Aim ->
Pull every line containing "this" out of the material below.

Data items:
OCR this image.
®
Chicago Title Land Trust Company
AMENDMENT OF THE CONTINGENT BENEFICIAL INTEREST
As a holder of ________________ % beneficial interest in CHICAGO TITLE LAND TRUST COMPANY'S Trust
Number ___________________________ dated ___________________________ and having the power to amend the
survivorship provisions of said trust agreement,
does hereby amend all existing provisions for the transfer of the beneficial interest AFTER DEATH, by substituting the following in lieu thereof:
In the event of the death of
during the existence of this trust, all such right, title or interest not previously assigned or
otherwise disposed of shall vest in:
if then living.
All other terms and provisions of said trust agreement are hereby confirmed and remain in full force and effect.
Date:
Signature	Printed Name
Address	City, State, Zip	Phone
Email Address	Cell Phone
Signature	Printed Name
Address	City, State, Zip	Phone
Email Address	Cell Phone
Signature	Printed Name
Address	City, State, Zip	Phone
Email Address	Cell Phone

Exercise response ->
OCR this image.
during the existence of this trust, all such right, title or interest not previously assigned or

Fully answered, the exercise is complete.